(Figure content listings)
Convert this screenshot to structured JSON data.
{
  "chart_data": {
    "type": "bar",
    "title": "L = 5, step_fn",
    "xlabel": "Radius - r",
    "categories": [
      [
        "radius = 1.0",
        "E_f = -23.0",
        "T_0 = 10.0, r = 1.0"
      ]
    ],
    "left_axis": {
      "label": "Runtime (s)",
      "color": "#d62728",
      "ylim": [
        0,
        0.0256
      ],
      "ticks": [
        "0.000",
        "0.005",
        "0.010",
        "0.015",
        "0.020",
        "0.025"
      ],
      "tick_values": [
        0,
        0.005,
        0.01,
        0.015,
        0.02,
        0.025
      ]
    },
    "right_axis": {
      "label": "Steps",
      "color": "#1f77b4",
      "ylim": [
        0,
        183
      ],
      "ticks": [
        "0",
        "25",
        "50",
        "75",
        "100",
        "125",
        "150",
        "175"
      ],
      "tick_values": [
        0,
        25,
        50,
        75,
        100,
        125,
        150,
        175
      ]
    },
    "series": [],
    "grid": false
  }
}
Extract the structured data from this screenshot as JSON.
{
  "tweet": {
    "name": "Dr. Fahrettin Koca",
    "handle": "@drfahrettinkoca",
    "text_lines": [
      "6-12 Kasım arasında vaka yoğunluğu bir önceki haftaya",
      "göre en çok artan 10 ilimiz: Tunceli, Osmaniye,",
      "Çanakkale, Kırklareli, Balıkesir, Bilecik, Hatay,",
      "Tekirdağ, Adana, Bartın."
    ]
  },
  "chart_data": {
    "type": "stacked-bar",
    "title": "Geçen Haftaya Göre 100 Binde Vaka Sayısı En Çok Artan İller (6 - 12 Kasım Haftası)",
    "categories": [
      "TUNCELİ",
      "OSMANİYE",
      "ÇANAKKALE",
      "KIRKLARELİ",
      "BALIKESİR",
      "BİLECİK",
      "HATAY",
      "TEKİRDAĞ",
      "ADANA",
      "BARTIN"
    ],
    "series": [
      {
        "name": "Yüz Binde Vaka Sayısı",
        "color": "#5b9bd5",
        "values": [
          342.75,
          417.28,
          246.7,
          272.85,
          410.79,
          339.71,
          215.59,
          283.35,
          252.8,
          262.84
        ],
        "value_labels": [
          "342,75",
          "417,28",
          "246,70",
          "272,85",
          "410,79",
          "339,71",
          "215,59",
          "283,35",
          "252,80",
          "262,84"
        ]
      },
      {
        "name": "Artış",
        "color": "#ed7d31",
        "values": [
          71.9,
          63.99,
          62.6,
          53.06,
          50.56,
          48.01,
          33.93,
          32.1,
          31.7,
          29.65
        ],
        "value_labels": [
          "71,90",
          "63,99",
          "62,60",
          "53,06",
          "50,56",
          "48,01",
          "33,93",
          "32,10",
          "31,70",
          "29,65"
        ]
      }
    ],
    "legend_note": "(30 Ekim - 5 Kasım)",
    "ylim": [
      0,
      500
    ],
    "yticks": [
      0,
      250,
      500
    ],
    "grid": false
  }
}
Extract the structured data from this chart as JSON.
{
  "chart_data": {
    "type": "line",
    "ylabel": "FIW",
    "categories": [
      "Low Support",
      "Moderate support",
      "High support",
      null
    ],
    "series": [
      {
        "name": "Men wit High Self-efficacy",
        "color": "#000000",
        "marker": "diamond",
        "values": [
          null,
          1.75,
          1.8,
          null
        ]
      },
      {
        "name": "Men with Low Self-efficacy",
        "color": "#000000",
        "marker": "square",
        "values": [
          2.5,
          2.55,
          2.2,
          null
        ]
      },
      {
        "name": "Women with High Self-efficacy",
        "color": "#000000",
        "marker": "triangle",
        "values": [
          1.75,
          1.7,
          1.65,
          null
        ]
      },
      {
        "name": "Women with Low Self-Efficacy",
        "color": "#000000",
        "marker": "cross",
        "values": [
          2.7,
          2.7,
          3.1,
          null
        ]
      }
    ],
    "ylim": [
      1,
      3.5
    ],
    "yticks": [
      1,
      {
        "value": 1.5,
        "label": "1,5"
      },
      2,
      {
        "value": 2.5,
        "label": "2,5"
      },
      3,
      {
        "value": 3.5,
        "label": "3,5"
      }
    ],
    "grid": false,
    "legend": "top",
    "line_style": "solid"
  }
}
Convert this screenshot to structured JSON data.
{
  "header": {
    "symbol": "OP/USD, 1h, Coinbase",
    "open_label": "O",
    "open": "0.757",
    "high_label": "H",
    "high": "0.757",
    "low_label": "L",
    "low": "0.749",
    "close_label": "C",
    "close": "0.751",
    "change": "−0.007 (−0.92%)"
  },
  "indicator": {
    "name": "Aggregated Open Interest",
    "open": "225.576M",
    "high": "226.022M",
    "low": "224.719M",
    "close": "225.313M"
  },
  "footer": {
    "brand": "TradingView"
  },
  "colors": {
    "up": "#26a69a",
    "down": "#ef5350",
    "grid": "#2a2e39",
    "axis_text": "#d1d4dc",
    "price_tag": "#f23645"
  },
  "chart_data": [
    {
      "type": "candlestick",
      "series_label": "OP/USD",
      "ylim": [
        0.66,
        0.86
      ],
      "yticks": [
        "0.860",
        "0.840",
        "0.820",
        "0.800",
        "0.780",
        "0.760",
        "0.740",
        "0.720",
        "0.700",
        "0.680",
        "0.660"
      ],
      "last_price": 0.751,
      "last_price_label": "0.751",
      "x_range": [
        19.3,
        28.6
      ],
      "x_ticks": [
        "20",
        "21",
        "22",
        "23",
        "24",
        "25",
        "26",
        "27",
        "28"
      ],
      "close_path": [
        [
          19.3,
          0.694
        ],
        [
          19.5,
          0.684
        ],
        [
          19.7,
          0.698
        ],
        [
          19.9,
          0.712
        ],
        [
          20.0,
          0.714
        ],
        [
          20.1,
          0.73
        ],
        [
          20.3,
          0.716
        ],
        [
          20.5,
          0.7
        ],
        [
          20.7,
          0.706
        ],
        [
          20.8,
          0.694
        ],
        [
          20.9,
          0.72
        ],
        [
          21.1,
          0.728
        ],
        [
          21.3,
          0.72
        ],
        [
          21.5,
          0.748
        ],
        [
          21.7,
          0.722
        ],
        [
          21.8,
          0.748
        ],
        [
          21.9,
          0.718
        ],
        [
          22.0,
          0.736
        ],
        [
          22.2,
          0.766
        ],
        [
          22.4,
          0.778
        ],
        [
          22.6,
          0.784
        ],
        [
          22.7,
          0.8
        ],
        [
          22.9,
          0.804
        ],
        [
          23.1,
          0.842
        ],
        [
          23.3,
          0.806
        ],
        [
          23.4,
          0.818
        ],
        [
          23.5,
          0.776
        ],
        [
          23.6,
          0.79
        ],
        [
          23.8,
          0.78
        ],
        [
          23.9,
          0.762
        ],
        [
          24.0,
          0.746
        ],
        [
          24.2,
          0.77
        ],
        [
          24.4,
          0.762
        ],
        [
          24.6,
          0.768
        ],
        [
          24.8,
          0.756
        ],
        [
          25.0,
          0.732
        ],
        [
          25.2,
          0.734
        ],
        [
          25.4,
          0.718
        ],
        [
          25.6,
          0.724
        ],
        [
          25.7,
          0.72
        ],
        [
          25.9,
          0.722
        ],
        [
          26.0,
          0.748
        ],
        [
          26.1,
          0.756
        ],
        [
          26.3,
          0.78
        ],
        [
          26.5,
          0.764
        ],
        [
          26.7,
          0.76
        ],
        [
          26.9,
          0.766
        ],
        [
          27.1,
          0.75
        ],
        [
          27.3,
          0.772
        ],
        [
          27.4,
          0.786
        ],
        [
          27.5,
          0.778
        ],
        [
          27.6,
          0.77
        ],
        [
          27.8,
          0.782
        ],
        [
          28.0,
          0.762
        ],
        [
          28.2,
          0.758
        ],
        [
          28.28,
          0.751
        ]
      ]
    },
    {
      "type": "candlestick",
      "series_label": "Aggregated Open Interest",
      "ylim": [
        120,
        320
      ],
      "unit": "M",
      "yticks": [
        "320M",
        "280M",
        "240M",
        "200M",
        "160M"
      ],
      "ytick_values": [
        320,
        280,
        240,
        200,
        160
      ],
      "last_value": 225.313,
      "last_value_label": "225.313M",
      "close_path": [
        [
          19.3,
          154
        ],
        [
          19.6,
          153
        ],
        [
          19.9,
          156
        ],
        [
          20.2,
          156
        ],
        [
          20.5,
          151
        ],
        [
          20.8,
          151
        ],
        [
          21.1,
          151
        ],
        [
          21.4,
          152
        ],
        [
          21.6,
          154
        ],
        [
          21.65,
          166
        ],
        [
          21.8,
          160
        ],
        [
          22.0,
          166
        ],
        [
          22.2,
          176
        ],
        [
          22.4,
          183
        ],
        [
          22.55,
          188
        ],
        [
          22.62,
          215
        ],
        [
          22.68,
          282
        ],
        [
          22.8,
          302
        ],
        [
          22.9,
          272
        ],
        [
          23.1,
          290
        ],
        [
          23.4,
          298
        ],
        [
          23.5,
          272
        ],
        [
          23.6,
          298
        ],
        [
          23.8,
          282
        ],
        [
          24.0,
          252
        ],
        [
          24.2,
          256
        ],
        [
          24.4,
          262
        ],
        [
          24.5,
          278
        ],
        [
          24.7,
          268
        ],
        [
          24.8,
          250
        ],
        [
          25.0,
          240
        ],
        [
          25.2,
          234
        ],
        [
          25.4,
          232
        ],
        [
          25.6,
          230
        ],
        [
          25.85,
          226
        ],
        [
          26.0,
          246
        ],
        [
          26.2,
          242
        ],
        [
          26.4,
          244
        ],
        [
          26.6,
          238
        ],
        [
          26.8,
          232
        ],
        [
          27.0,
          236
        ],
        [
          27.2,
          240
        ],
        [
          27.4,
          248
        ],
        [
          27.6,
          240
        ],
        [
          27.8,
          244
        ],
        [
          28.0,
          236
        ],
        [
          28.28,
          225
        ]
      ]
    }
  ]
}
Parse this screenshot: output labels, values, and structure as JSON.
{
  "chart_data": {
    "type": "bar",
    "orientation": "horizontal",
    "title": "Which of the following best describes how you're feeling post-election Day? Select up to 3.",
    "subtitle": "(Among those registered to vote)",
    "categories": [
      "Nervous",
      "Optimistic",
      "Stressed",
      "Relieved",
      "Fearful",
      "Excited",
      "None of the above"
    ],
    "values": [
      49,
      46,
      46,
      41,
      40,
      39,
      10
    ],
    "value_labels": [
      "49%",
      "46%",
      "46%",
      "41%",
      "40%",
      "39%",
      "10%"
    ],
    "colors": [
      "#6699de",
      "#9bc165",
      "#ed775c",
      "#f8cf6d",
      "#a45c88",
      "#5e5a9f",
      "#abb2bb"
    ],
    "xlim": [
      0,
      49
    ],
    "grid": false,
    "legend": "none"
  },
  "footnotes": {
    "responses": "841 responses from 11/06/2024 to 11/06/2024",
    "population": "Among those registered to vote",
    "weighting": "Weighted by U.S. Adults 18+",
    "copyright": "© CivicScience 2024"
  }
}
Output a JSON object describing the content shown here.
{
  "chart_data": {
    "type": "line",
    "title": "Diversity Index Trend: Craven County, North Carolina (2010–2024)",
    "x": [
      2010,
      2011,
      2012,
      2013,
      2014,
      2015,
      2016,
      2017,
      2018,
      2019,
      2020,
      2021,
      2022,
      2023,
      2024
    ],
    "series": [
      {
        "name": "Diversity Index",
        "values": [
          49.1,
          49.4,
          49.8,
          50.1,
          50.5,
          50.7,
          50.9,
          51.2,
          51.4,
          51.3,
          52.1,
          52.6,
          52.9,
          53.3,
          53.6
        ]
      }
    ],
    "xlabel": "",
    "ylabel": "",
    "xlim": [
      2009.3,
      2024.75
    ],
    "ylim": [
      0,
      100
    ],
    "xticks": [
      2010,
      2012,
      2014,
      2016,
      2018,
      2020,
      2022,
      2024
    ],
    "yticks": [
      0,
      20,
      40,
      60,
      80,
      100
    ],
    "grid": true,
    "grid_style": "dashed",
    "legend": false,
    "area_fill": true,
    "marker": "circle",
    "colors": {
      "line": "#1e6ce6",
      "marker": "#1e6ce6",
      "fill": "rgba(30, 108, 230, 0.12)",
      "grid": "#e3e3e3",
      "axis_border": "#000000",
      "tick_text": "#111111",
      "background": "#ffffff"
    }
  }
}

■ **Written task**
All lines above with "Women" in them should be returned.

■ **Exercise result**
        "name": "Women with High Self-efficacy",
        "name": "Women with Low Self-Efficacy",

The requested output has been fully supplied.